Entries from a dataset

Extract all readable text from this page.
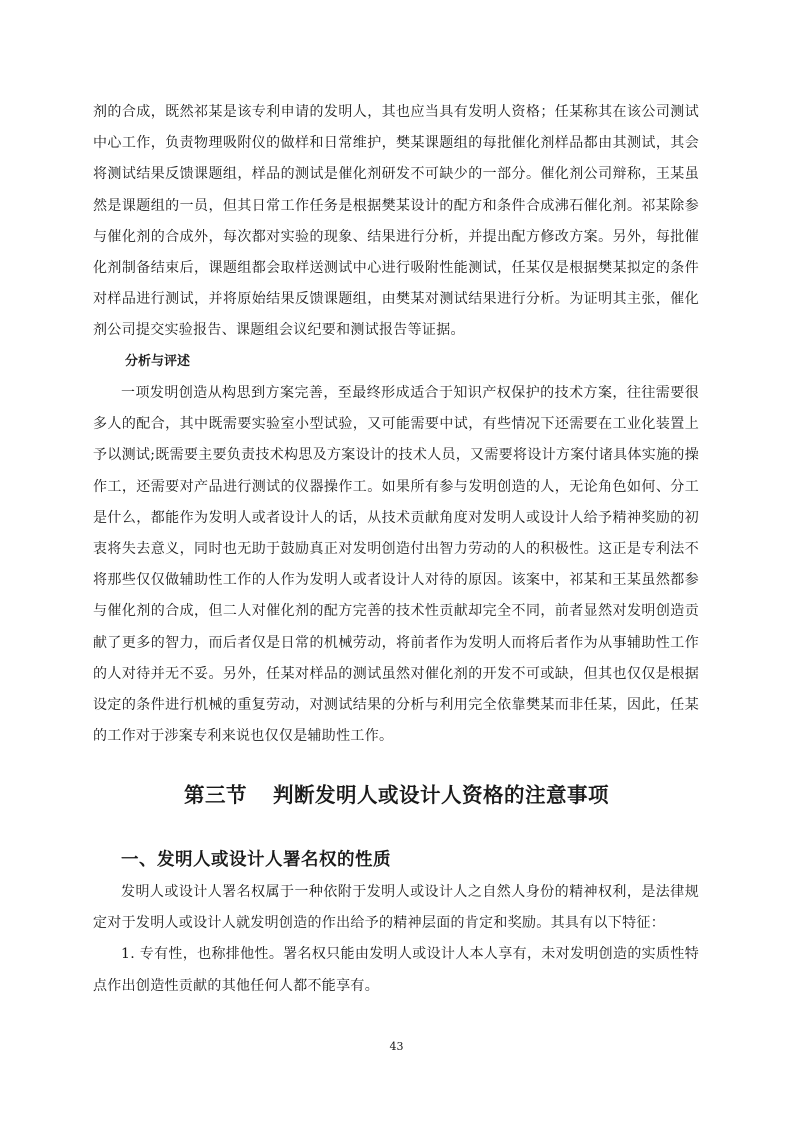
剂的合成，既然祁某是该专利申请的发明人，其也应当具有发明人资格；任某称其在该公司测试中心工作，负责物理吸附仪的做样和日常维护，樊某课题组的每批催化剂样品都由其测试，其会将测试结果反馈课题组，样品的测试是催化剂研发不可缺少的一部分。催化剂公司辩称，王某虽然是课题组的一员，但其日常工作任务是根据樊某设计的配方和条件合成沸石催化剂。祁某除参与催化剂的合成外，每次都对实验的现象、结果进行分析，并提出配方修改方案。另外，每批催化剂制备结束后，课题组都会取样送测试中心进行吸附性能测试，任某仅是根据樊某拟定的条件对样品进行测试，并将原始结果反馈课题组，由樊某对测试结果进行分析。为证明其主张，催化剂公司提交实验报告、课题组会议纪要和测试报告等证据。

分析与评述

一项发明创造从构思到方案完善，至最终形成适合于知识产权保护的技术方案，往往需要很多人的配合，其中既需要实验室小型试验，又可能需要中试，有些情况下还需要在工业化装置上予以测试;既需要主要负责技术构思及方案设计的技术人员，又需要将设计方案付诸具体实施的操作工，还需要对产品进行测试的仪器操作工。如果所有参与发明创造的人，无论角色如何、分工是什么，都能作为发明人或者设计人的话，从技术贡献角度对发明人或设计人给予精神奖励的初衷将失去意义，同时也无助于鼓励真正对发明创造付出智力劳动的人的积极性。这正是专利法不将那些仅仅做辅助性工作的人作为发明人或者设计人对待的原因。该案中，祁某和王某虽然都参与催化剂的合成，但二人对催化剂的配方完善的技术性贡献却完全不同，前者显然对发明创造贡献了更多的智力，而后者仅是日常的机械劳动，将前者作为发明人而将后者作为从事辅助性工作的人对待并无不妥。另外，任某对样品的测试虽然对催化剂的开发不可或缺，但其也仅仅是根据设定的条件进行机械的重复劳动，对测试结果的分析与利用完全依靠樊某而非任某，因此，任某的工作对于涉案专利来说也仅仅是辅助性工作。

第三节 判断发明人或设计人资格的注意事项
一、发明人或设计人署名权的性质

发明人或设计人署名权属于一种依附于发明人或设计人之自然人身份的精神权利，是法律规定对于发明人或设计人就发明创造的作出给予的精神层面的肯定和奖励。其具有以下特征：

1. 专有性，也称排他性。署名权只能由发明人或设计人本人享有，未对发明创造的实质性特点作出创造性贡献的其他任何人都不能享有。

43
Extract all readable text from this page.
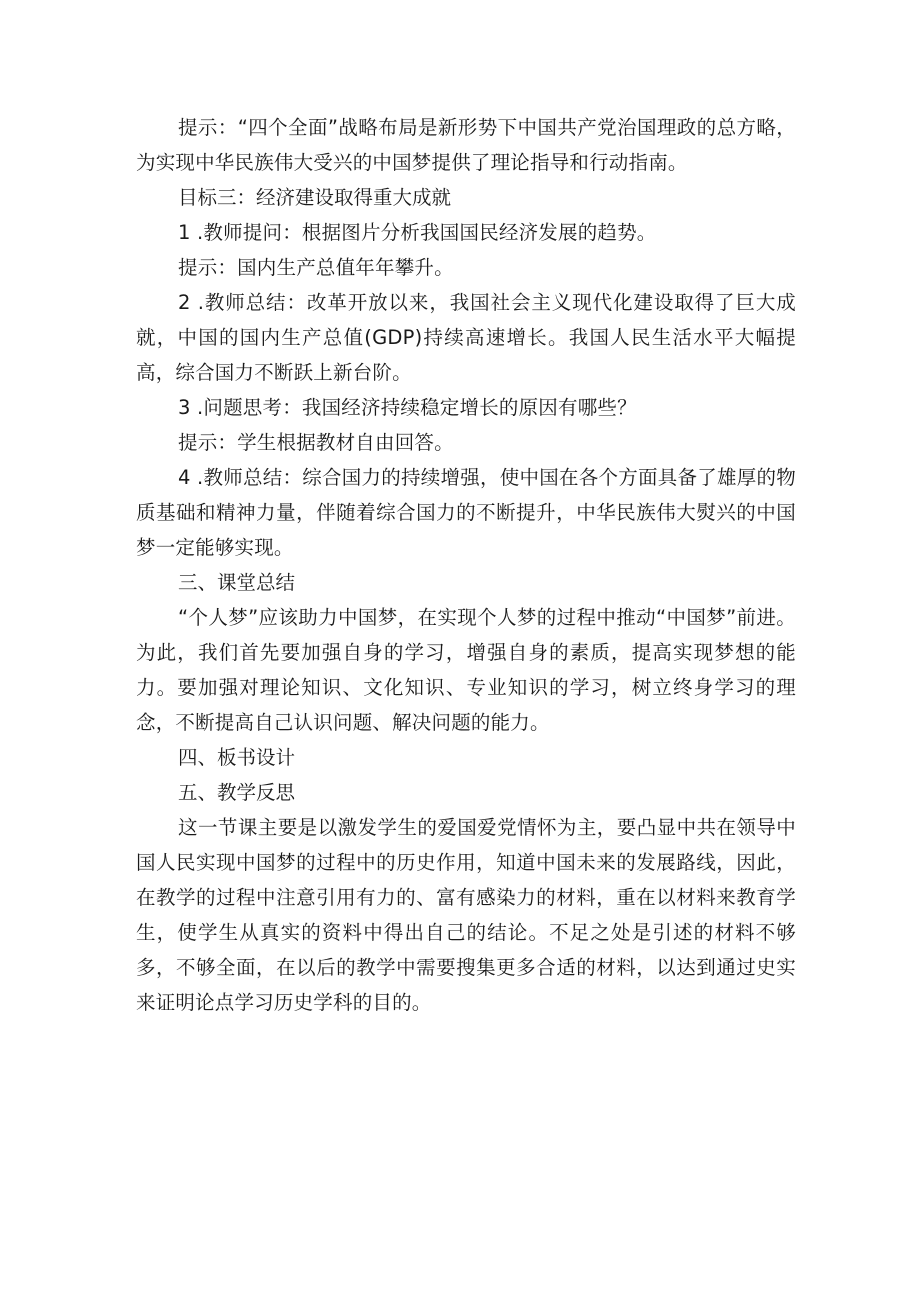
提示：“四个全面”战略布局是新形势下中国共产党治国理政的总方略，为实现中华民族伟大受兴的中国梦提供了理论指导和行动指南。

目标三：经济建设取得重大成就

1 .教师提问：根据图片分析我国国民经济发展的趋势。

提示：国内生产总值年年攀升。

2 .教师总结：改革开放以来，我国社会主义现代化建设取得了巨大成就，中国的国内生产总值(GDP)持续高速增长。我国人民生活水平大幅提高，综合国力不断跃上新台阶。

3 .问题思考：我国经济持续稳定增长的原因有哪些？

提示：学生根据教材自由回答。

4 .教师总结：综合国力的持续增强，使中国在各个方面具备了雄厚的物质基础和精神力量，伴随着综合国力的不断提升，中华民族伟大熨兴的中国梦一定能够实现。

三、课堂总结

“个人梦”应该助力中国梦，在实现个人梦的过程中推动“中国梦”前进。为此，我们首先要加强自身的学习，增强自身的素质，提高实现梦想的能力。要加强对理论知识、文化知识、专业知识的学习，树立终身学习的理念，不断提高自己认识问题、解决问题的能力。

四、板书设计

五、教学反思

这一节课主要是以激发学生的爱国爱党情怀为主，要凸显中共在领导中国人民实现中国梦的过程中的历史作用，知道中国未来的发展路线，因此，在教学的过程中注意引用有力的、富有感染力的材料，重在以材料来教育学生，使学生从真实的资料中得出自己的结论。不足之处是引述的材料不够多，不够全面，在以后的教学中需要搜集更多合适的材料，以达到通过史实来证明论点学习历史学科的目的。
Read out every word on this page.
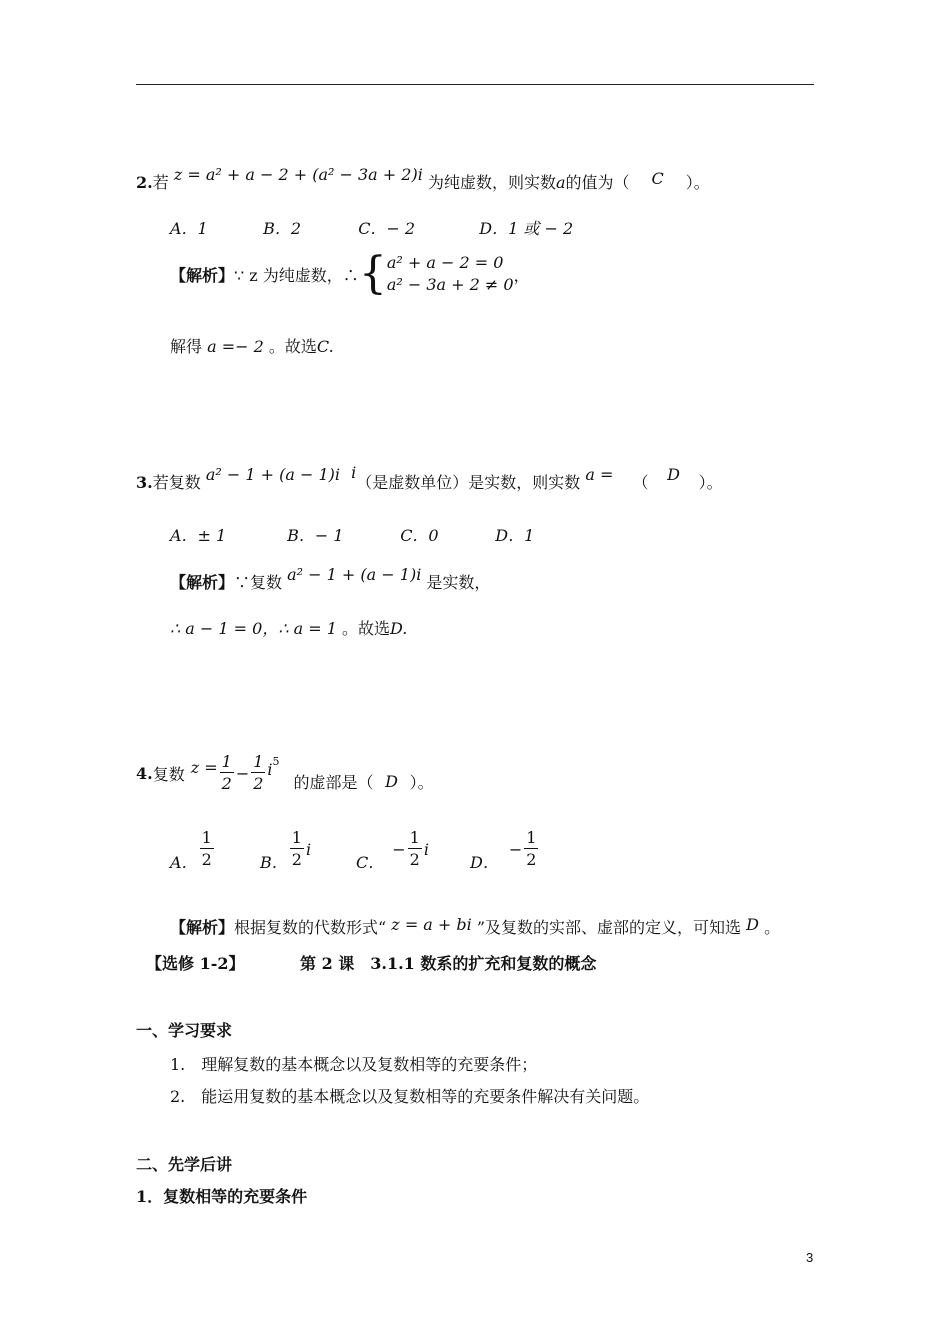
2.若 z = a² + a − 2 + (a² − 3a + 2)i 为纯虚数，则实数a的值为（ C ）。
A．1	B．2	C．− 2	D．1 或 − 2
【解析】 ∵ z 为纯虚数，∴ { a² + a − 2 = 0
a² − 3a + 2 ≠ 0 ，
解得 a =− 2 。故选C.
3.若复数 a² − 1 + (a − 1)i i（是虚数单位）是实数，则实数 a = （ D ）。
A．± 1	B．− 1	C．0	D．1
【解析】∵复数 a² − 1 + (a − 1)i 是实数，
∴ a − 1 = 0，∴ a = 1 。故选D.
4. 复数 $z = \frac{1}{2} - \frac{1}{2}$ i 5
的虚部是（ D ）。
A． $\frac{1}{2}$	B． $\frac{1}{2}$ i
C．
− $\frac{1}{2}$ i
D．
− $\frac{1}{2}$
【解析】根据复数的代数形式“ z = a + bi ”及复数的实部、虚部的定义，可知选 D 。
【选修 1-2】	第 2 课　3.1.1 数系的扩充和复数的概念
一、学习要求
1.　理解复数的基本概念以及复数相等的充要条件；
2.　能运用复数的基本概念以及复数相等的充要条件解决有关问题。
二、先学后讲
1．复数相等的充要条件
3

Given problem:
Transcribe all the data word for word; the images stay out.

Exercise result:
Extract all readable text from this page.
剂的合成，既然祁某是该专利申请的发明人，其也应当具有发明人资格；任某称其在该公司测试中心工作，负责物理吸附仪的做样和日常维护，樊某课题组的每批催化剂样品都由其测试，其会将测试结果反馈课题组，样品的测试是催化剂研发不可缺少的一部分。催化剂公司辩称，王某虽然是课题组的一员，但其日常工作任务是根据樊某设计的配方和条件合成沸石催化剂。祁某除参与催化剂的合成外，每次都对实验的现象、结果进行分析，并提出配方修改方案。另外，每批催化剂制备结束后，课题组都会取样送测试中心进行吸附性能测试，任某仅是根据樊某拟定的条件对样品进行测试，并将原始结果反馈课题组，由樊某对测试结果进行分析。为证明其主张，催化剂公司提交实验报告、课题组会议纪要和测试报告等证据。

分析与评述

一项发明创造从构思到方案完善，至最终形成适合于知识产权保护的技术方案，往往需要很多人的配合，其中既需要实验室小型试验，又可能需要中试，有些情况下还需要在工业化装置上予以测试;既需要主要负责技术构思及方案设计的技术人员，又需要将设计方案付诸具体实施的操作工，还需要对产品进行测试的仪器操作工。如果所有参与发明创造的人，无论角色如何、分工是什么，都能作为发明人或者设计人的话，从技术贡献角度对发明人或设计人给予精神奖励的初衷将失去意义，同时也无助于鼓励真正对发明创造付出智力劳动的人的积极性。这正是专利法不将那些仅仅做辅助性工作的人作为发明人或者设计人对待的原因。该案中，祁某和王某虽然都参与催化剂的合成，但二人对催化剂的配方完善的技术性贡献却完全不同，前者显然对发明创造贡献了更多的智力，而后者仅是日常的机械劳动，将前者作为发明人而将后者作为从事辅助性工作的人对待并无不妥。另外，任某对样品的测试虽然对催化剂的开发不可或缺，但其也仅仅是根据设定的条件进行机械的重复劳动，对测试结果的分析与利用完全依靠樊某而非任某，因此，任某的工作对于涉案专利来说也仅仅是辅助性工作。

第三节 判断发明人或设计人资格的注意事项
一、发明人或设计人署名权的性质

发明人或设计人署名权属于一种依附于发明人或设计人之自然人身份的精神权利，是法律规定对于发明人或设计人就发明创造的作出给予的精神层面的肯定和奖励。其具有以下特征：

1. 专有性，也称排他性。署名权只能由发明人或设计人本人享有，未对发明创造的实质性特点作出创造性贡献的其他任何人都不能享有。

43
Extract all readable text from this page.
提示：“四个全面”战略布局是新形势下中国共产党治国理政的总方略，为实现中华民族伟大受兴的中国梦提供了理论指导和行动指南。

目标三：经济建设取得重大成就

1 .教师提问：根据图片分析我国国民经济发展的趋势。

提示：国内生产总值年年攀升。

2 .教师总结：改革开放以来，我国社会主义现代化建设取得了巨大成就，中国的国内生产总值(GDP)持续高速增长。我国人民生活水平大幅提高，综合国力不断跃上新台阶。

3 .问题思考：我国经济持续稳定增长的原因有哪些？

提示：学生根据教材自由回答。

4 .教师总结：综合国力的持续增强，使中国在各个方面具备了雄厚的物质基础和精神力量，伴随着综合国力的不断提升，中华民族伟大熨兴的中国梦一定能够实现。

三、课堂总结

“个人梦”应该助力中国梦，在实现个人梦的过程中推动“中国梦”前进。为此，我们首先要加强自身的学习，增强自身的素质，提高实现梦想的能力。要加强对理论知识、文化知识、专业知识的学习，树立终身学习的理念，不断提高自己认识问题、解决问题的能力。

四、板书设计

五、教学反思

这一节课主要是以激发学生的爱国爱党情怀为主，要凸显中共在领导中国人民实现中国梦的过程中的历史作用，知道中国未来的发展路线，因此，在教学的过程中注意引用有力的、富有感染力的材料，重在以材料来教育学生，使学生从真实的资料中得出自己的结论。不足之处是引述的材料不够多，不够全面，在以后的教学中需要搜集更多合适的材料，以达到通过史实来证明论点学习历史学科的目的。
Read out every word on this page.
2.若 z = a² + a − 2 + (a² − 3a + 2)i 为纯虚数，则实数a的值为（ C ）。
A．1	B．2	C．− 2	D．1 或 − 2
【解析】 ∵ z 为纯虚数，∴ { a² + a − 2 = 0
a² − 3a + 2 ≠ 0 ，
解得 a =− 2 。故选C.
3.若复数 a² − 1 + (a − 1)i i（是虚数单位）是实数，则实数 a = （ D ）。
A．± 1	B．− 1	C．0	D．1
【解析】∵复数 a² − 1 + (a − 1)i 是实数，
∴ a − 1 = 0，∴ a = 1 。故选D.
4. 复数 $z = \frac{1}{2} - \frac{1}{2}$ i 5
的虚部是（ D ）。
A． $\frac{1}{2}$	B． $\frac{1}{2}$ i
C．
− $\frac{1}{2}$ i
D．
− $\frac{1}{2}$
【解析】根据复数的代数形式“ z = a + bi ”及复数的实部、虚部的定义，可知选 D 。
【选修 1-2】	第 2 课　3.1.1 数系的扩充和复数的概念
一、学习要求
1.　理解复数的基本概念以及复数相等的充要条件；
2.　能运用复数的基本概念以及复数相等的充要条件解决有关问题。
二、先学后讲
1．复数相等的充要条件
3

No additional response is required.